(Excerpt from a dataset)
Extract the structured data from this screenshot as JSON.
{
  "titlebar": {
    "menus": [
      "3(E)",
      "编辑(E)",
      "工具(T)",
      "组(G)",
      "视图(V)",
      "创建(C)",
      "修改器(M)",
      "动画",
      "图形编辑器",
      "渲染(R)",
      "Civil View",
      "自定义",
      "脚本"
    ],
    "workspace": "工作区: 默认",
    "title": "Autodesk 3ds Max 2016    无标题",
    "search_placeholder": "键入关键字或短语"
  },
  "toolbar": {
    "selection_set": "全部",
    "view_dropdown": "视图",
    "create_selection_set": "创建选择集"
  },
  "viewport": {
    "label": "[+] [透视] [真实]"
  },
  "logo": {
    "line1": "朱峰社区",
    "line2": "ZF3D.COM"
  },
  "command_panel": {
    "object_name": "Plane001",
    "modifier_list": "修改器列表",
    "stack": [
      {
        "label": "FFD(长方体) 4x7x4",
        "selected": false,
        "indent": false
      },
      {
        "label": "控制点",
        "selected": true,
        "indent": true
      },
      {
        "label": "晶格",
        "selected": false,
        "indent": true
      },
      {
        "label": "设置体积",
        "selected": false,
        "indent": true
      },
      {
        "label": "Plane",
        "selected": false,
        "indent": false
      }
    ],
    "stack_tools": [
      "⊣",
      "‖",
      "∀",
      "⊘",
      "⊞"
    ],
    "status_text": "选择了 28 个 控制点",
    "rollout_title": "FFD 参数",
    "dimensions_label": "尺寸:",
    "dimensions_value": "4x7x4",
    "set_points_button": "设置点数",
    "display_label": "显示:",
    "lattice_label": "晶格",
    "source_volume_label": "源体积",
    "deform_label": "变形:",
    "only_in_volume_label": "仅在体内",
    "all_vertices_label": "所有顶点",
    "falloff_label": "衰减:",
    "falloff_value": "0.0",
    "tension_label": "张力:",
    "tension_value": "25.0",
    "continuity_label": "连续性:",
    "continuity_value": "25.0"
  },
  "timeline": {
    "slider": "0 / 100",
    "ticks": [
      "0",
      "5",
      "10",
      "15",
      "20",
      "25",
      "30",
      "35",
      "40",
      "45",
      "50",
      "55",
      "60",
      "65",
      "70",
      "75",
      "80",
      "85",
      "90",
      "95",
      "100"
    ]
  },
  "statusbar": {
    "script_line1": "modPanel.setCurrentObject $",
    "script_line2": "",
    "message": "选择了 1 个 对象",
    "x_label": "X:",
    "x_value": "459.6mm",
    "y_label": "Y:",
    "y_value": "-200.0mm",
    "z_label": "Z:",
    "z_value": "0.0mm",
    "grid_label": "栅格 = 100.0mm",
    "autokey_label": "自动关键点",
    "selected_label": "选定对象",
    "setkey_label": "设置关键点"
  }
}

◆ **TASK DETAILS**
Your task is to output the full set of records exactly as presented.

◆ **RESPONSE TO THE TASK**
Extract the structured data from this screenshot as JSON.
{
  "titlebar": {
    "menus": [
      "3(E)",
      "编辑(E)",
      "工具(T)",
      "组(G)",
      "视图(V)",
      "创建(C)",
      "修改器(M)",
      "动画",
      "图形编辑器",
      "渲染(R)",
      "Civil View",
      "自定义",
      "脚本"
    ],
    "workspace": "工作区: 默认",
    "title": "Autodesk 3ds Max 2016    无标题",
    "search_placeholder": "键入关键字或短语"
  },
  "toolbar": {
    "selection_set": "全部",
    "view_dropdown": "视图",
    "create_selection_set": "创建选择集"
  },
  "viewport": {
    "label": "[+] [透视] [真实]"
  },
  "logo": {
    "line1": "朱峰社区",
    "line2": "ZF3D.COM"
  },
  "command_panel": {
    "object_name": "Plane001",
    "modifier_list": "修改器列表",
    "stack": [
      {
        "label": "FFD(长方体) 4x7x4",
        "selected": false,
        "indent": false
      },
      {
        "label": "控制点",
        "selected": true,
        "indent": true
      },
      {
        "label": "晶格",
        "selected": false,
        "indent": true
      },
      {
        "label": "设置体积",
        "selected": false,
        "indent": true
      },
      {
        "label": "Plane",
        "selected": false,
        "indent": false
      }
    ],
    "stack_tools": [
      "⊣",
      "‖",
      "∀",
      "⊘",
      "⊞"
    ],
    "status_text": "选择了 28 个 控制点",
    "rollout_title": "FFD 参数",
    "dimensions_label": "尺寸:",
    "dimensions_value": "4x7x4",
    "set_points_button": "设置点数",
    "display_label": "显示:",
    "lattice_label": "晶格",
    "source_volume_label": "源体积",
    "deform_label": "变形:",
    "only_in_volume_label": "仅在体内",
    "all_vertices_label": "所有顶点",
    "falloff_label": "衰减:",
    "falloff_value": "0.0",
    "tension_label": "张力:",
    "tension_value": "25.0",
    "continuity_label": "连续性:",
    "continuity_value": "25.0"
  },
  "timeline": {
    "slider": "0 / 100",
    "ticks": [
      "0",
      "5",
      "10",
      "15",
      "20",
      "25",
      "30",
      "35",
      "40",
      "45",
      "50",
      "55",
      "60",
      "65",
      "70",
      "75",
      "80",
      "85",
      "90",
      "95",
      "100"
    ]
  },
  "statusbar": {
    "script_line1": "modPanel.setCurrentObject $",
    "script_line2": "",
    "message": "选择了 1 个 对象",
    "x_label": "X:",
    "x_value": "459.6mm",
    "y_label": "Y:",
    "y_value": "-200.0mm",
    "z_label": "Z:",
    "z_value": "0.0mm",
    "grid_label": "栅格 = 100.0mm",
    "autokey_label": "自动关键点",
    "selected_label": "选定对象",
    "setkey_label": "设置关键点"
  }
}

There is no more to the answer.